[Some records]

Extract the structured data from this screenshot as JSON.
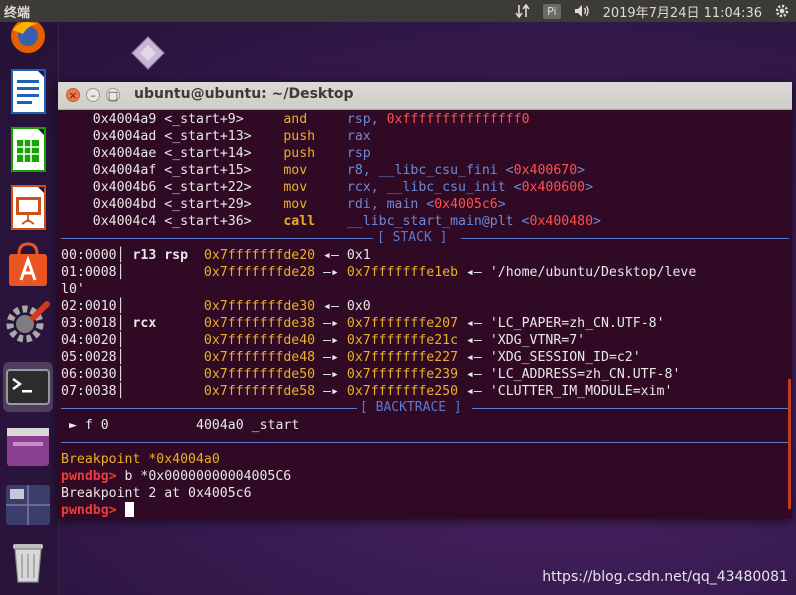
{
  "topbar": {
    "app_title": "终端",
    "indicator_pi": "Pi",
    "clock": "2019年7月24日 11:04:36"
  },
  "window": {
    "title": "ubuntu@ubuntu: ~/Desktop",
    "close_glyph": "×",
    "min_glyph": "–",
    "max_glyph": "□"
  },
  "disasm": [
    {
      "addr": "0x4004a9",
      "sym": "<_start+9>",
      "op": "and",
      "args": "rsp, ",
      "extra": "0xfffffffffffffff0",
      "tail": ""
    },
    {
      "addr": "0x4004ad",
      "sym": "<_start+13>",
      "op": "push",
      "args": "rax",
      "extra": "",
      "tail": ""
    },
    {
      "addr": "0x4004ae",
      "sym": "<_start+14>",
      "op": "push",
      "args": "rsp",
      "extra": "",
      "tail": ""
    },
    {
      "addr": "0x4004af",
      "sym": "<_start+15>",
      "op": "mov",
      "args": "r8, __libc_csu_fini <",
      "extra": "0x400670",
      "tail": ">"
    },
    {
      "addr": "0x4004b6",
      "sym": "<_start+22>",
      "op": "mov",
      "args": "rcx, __libc_csu_init <",
      "extra": "0x400600",
      "tail": ">"
    },
    {
      "addr": "0x4004bd",
      "sym": "<_start+29>",
      "op": "mov",
      "args": "rdi, main <",
      "extra": "0x4005c6",
      "tail": ">"
    },
    {
      "addr": "0x4004c4",
      "sym": "<_start+36>",
      "op": "call",
      "args": "__libc_start_main@plt <",
      "extra": "0x400480",
      "tail": ">"
    }
  ],
  "stack_header": "[ STACK ]",
  "stack": [
    {
      "idx": "00:0000",
      "reg": "r13 rsp",
      "addr": "0x7fffffffde20",
      "arrow1": "◂—",
      "ptr": "",
      "arrow2": "",
      "val": "0x1"
    },
    {
      "idx": "01:0008",
      "reg": "",
      "addr": "0x7fffffffde28",
      "arrow1": "—▸",
      "ptr": "0x7fffffffe1eb",
      "arrow2": "◂—",
      "val": "'/home/ubuntu/Desktop/leve"
    },
    {
      "idx": "",
      "reg": "",
      "addr": "",
      "arrow1": "",
      "ptr": "",
      "arrow2": "",
      "val": "l0'"
    },
    {
      "idx": "02:0010",
      "reg": "",
      "addr": "0x7fffffffde30",
      "arrow1": "◂—",
      "ptr": "",
      "arrow2": "",
      "val": "0x0"
    },
    {
      "idx": "03:0018",
      "reg": "rcx",
      "addr": "0x7fffffffde38",
      "arrow1": "—▸",
      "ptr": "0x7fffffffe207",
      "arrow2": "◂—",
      "val": "'LC_PAPER=zh_CN.UTF-8'"
    },
    {
      "idx": "04:0020",
      "reg": "",
      "addr": "0x7fffffffde40",
      "arrow1": "—▸",
      "ptr": "0x7fffffffe21c",
      "arrow2": "◂—",
      "val": "'XDG_VTNR=7'"
    },
    {
      "idx": "05:0028",
      "reg": "",
      "addr": "0x7fffffffde48",
      "arrow1": "—▸",
      "ptr": "0x7fffffffe227",
      "arrow2": "◂—",
      "val": "'XDG_SESSION_ID=c2'"
    },
    {
      "idx": "06:0030",
      "reg": "",
      "addr": "0x7fffffffde50",
      "arrow1": "—▸",
      "ptr": "0x7fffffffe239",
      "arrow2": "◂—",
      "val": "'LC_ADDRESS=zh_CN.UTF-8'"
    },
    {
      "idx": "07:0038",
      "reg": "",
      "addr": "0x7fffffffde58",
      "arrow1": "—▸",
      "ptr": "0x7fffffffe250",
      "arrow2": "◂—",
      "val": "'CLUTTER_IM_MODULE=xim'"
    }
  ],
  "backtrace_header": "[ BACKTRACE ]",
  "backtrace": {
    "marker": "►",
    "frame": "f 0",
    "addr": "4004a0",
    "sym": "_start"
  },
  "console": {
    "breakpoint_msg": "Breakpoint *0x4004a0",
    "prompt": "pwndbg>",
    "cmd1": " b *0x00000000004005C6",
    "out1": "Breakpoint 2 at 0x4005c6",
    "prompt2": "pwndbg>"
  },
  "watermark": "https://blog.csdn.net/qq_43480081",
  "colors": {
    "terminal_bg": "#300a24",
    "address_yellow": "#e9b028",
    "pointer_red": "#ff5050",
    "divider_blue": "#5c7bcf",
    "prompt_red": "#ee3b3b"
  }
}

● **TASK PROMPT**: Write the full listing out again with every line unchanged, but include no pictures.

● **REPLY TO THE EXERCISE**:
Extract the structured data from this screenshot as JSON.
{
  "topbar": {
    "app_title": "终端",
    "indicator_pi": "Pi",
    "clock": "2019年7月24日 11:04:36"
  },
  "window": {
    "title": "ubuntu@ubuntu: ~/Desktop",
    "close_glyph": "×",
    "min_glyph": "–",
    "max_glyph": "□"
  },
  "disasm": [
    {
      "addr": "0x4004a9",
      "sym": "<_start+9>",
      "op": "and",
      "args": "rsp, ",
      "extra": "0xfffffffffffffff0",
      "tail": ""
    },
    {
      "addr": "0x4004ad",
      "sym": "<_start+13>",
      "op": "push",
      "args": "rax",
      "extra": "",
      "tail": ""
    },
    {
      "addr": "0x4004ae",
      "sym": "<_start+14>",
      "op": "push",
      "args": "rsp",
      "extra": "",
      "tail": ""
    },
    {
      "addr": "0x4004af",
      "sym": "<_start+15>",
      "op": "mov",
      "args": "r8, __libc_csu_fini <",
      "extra": "0x400670",
      "tail": ">"
    },
    {
      "addr": "0x4004b6",
      "sym": "<_start+22>",
      "op": "mov",
      "args": "rcx, __libc_csu_init <",
      "extra": "0x400600",
      "tail": ">"
    },
    {
      "addr": "0x4004bd",
      "sym": "<_start+29>",
      "op": "mov",
      "args": "rdi, main <",
      "extra": "0x4005c6",
      "tail": ">"
    },
    {
      "addr": "0x4004c4",
      "sym": "<_start+36>",
      "op": "call",
      "args": "__libc_start_main@plt <",
      "extra": "0x400480",
      "tail": ">"
    }
  ],
  "stack_header": "[ STACK ]",
  "stack": [
    {
      "idx": "00:0000",
      "reg": "r13 rsp",
      "addr": "0x7fffffffde20",
      "arrow1": "◂—",
      "ptr": "",
      "arrow2": "",
      "val": "0x1"
    },
    {
      "idx": "01:0008",
      "reg": "",
      "addr": "0x7fffffffde28",
      "arrow1": "—▸",
      "ptr": "0x7fffffffe1eb",
      "arrow2": "◂—",
      "val": "'/home/ubuntu/Desktop/leve"
    },
    {
      "idx": "",
      "reg": "",
      "addr": "",
      "arrow1": "",
      "ptr": "",
      "arrow2": "",
      "val": "l0'"
    },
    {
      "idx": "02:0010",
      "reg": "",
      "addr": "0x7fffffffde30",
      "arrow1": "◂—",
      "ptr": "",
      "arrow2": "",
      "val": "0x0"
    },
    {
      "idx": "03:0018",
      "reg": "rcx",
      "addr": "0x7fffffffde38",
      "arrow1": "—▸",
      "ptr": "0x7fffffffe207",
      "arrow2": "◂—",
      "val": "'LC_PAPER=zh_CN.UTF-8'"
    },
    {
      "idx": "04:0020",
      "reg": "",
      "addr": "0x7fffffffde40",
      "arrow1": "—▸",
      "ptr": "0x7fffffffe21c",
      "arrow2": "◂—",
      "val": "'XDG_VTNR=7'"
    },
    {
      "idx": "05:0028",
      "reg": "",
      "addr": "0x7fffffffde48",
      "arrow1": "—▸",
      "ptr": "0x7fffffffe227",
      "arrow2": "◂—",
      "val": "'XDG_SESSION_ID=c2'"
    },
    {
      "idx": "06:0030",
      "reg": "",
      "addr": "0x7fffffffde50",
      "arrow1": "—▸",
      "ptr": "0x7fffffffe239",
      "arrow2": "◂—",
      "val": "'LC_ADDRESS=zh_CN.UTF-8'"
    },
    {
      "idx": "07:0038",
      "reg": "",
      "addr": "0x7fffffffde58",
      "arrow1": "—▸",
      "ptr": "0x7fffffffe250",
      "arrow2": "◂—",
      "val": "'CLUTTER_IM_MODULE=xim'"
    }
  ],
  "backtrace_header": "[ BACKTRACE ]",
  "backtrace": {
    "marker": "►",
    "frame": "f 0",
    "addr": "4004a0",
    "sym": "_start"
  },
  "console": {
    "breakpoint_msg": "Breakpoint *0x4004a0",
    "prompt": "pwndbg>",
    "cmd1": " b *0x00000000004005C6",
    "out1": "Breakpoint 2 at 0x4005c6",
    "prompt2": "pwndbg>"
  },
  "watermark": "https://blog.csdn.net/qq_43480081",
  "colors": {
    "terminal_bg": "#300a24",
    "address_yellow": "#e9b028",
    "pointer_red": "#ff5050",
    "divider_blue": "#5c7bcf",
    "prompt_red": "#ee3b3b"
  }
}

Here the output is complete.